━━ PROVIDED RECORDS ━━
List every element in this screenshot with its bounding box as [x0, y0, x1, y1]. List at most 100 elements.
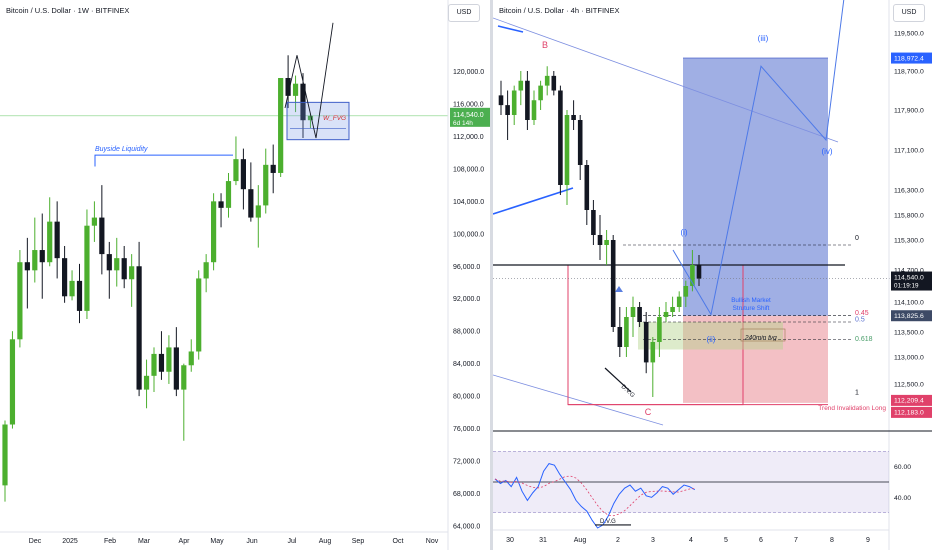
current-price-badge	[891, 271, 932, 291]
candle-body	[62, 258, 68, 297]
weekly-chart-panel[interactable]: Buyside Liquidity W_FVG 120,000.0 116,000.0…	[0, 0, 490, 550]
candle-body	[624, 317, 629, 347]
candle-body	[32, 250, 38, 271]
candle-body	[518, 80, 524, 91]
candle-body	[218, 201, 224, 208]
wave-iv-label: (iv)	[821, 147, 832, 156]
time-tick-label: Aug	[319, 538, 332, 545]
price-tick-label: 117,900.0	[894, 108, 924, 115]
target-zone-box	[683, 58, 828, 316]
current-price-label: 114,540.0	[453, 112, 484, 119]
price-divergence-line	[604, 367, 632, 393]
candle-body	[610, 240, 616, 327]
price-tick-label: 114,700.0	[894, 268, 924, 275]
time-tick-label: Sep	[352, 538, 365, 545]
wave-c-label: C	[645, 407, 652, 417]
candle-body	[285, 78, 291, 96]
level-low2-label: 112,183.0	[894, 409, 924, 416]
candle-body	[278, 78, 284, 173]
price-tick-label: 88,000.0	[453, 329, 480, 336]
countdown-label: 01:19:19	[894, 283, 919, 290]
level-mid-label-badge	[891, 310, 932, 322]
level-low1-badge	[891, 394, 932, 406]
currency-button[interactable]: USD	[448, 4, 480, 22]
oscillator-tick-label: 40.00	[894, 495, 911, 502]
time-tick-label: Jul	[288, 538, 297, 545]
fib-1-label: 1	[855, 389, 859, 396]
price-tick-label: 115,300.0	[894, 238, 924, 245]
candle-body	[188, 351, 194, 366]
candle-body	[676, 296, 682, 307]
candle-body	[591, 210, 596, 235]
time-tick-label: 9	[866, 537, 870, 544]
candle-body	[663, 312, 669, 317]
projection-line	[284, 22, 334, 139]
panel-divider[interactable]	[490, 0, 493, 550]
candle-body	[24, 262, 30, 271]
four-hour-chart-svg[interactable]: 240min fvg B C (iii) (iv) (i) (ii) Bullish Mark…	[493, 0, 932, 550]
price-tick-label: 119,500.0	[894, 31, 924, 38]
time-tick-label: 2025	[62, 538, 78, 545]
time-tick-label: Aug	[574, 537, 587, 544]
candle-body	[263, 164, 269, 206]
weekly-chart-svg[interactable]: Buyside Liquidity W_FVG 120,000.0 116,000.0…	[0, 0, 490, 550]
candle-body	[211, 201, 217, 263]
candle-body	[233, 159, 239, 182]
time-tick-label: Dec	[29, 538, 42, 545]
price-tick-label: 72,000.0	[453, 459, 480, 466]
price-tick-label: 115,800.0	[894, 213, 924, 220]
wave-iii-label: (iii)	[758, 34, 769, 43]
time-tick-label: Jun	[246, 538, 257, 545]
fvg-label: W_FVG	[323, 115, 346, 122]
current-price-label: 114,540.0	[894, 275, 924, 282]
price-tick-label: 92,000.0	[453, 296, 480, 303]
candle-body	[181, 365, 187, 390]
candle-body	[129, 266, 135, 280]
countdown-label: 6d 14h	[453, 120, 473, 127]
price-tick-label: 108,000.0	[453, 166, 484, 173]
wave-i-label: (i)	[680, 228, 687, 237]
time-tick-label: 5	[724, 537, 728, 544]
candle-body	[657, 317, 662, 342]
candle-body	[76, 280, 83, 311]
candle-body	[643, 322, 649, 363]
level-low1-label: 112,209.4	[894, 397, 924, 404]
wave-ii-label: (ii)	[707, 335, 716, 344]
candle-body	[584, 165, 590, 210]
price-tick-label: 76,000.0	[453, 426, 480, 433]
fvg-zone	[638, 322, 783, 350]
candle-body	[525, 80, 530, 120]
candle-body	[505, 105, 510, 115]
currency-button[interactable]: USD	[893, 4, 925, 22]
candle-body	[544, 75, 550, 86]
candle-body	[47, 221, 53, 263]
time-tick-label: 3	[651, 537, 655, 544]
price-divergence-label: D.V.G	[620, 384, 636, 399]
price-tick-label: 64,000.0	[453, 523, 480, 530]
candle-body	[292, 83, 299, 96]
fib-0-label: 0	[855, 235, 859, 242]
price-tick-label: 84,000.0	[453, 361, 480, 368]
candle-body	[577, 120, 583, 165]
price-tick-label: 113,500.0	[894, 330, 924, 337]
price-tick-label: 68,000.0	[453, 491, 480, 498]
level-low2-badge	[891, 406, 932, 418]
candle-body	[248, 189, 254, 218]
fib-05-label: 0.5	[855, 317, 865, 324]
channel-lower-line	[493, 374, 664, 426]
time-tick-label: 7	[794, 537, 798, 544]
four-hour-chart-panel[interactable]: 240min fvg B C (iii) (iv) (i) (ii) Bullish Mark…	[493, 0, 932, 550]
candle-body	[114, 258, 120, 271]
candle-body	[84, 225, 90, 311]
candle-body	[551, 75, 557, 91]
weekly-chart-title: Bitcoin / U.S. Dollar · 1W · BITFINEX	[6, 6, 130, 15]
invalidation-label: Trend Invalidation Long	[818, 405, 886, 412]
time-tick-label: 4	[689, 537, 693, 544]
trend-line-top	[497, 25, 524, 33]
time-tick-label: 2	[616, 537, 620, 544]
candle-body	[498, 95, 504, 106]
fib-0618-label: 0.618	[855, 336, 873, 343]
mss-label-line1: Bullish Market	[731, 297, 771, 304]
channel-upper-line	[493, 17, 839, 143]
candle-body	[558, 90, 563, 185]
━━━
━━ PROVIDED RECORDS ━━
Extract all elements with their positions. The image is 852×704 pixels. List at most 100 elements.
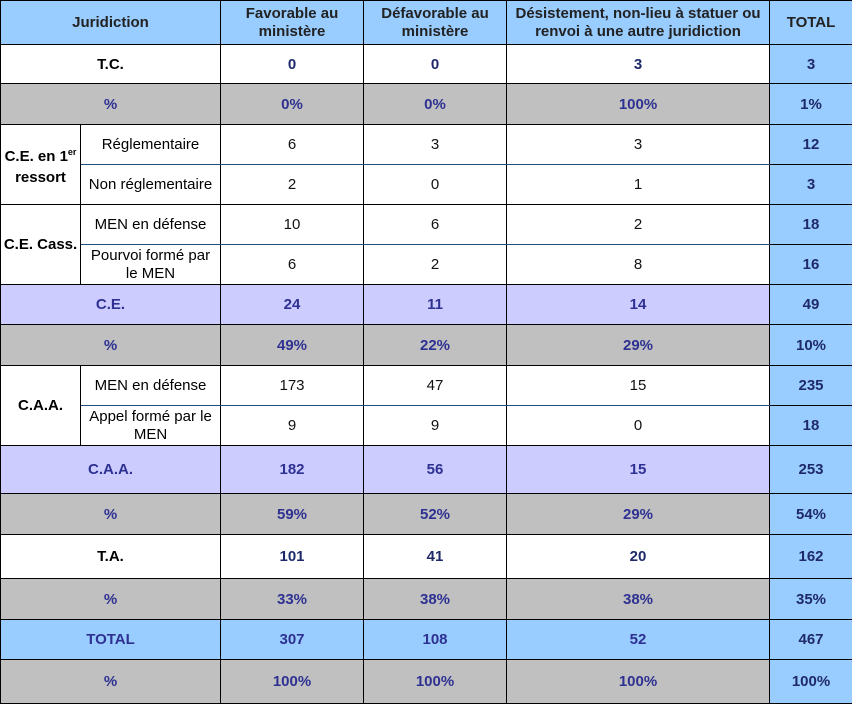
━━━
→ DESCRIPTION OF THE TASK
Quote the lines of the records word for word, starting at the line containing "List every element" and ending at the line containing "201, 217, 263]", and leave out the pictures.

→ RESPONSE TO THIS TASK
List every element in this screenshot with its bounding box as [x0, y0, x1, y1]. List at most 100 elements.
current-price-badge	[891, 271, 932, 291]
candle-body	[62, 258, 68, 297]
weekly-chart-panel[interactable]: Buyside Liquidity W_FVG 120,000.0 116,000.0…	[0, 0, 490, 550]
candle-body	[624, 317, 629, 347]
candle-body	[32, 250, 38, 271]
candle-body	[518, 80, 524, 91]
candle-body	[218, 201, 224, 208]
wave-iv-label: (iv)	[821, 147, 832, 156]
time-tick-label: Aug	[319, 538, 332, 545]
price-tick-label: 117,900.0	[894, 108, 924, 115]
target-zone-box	[683, 58, 828, 316]
current-price-label: 114,540.0	[453, 112, 484, 119]
price-divergence-line	[604, 367, 632, 393]
candle-body	[610, 240, 616, 327]
price-tick-label: 114,700.0	[894, 268, 924, 275]
time-tick-label: Sep	[352, 538, 365, 545]
wave-c-label: C	[645, 407, 652, 417]
candle-body	[285, 78, 291, 96]
level-low2-label: 112,183.0	[894, 409, 924, 416]
candle-body	[278, 78, 284, 173]
price-tick-label: 88,000.0	[453, 329, 480, 336]
countdown-label: 01:19:19	[894, 283, 919, 290]
level-mid-label-badge	[891, 310, 932, 322]
level-low1-badge	[891, 394, 932, 406]
currency-button[interactable]: USD	[448, 4, 480, 22]
oscillator-tick-label: 40.00	[894, 495, 911, 502]
time-tick-label: Jul	[288, 538, 297, 545]
fib-1-label: 1	[855, 389, 859, 396]
price-tick-label: 115,300.0	[894, 238, 924, 245]
candle-body	[188, 351, 194, 366]
candle-body	[676, 296, 682, 307]
candle-body	[591, 210, 596, 235]
time-tick-label: 9	[866, 537, 870, 544]
candle-body	[663, 312, 669, 317]
projection-line	[284, 22, 334, 139]
panel-divider[interactable]	[490, 0, 493, 550]
candle-body	[24, 262, 30, 271]
four-hour-chart-svg[interactable]: 240min fvg B C (iii) (iv) (i) (ii) Bullish Mark…	[493, 0, 932, 550]
price-tick-label: 119,500.0	[894, 31, 924, 38]
time-tick-label: 2025	[62, 538, 78, 545]
time-tick-label: Aug	[574, 537, 587, 544]
candle-body	[263, 164, 269, 206]
weekly-chart-svg[interactable]: Buyside Liquidity W_FVG 120,000.0 116,000.0…	[0, 0, 490, 550]
candle-body	[211, 201, 217, 263]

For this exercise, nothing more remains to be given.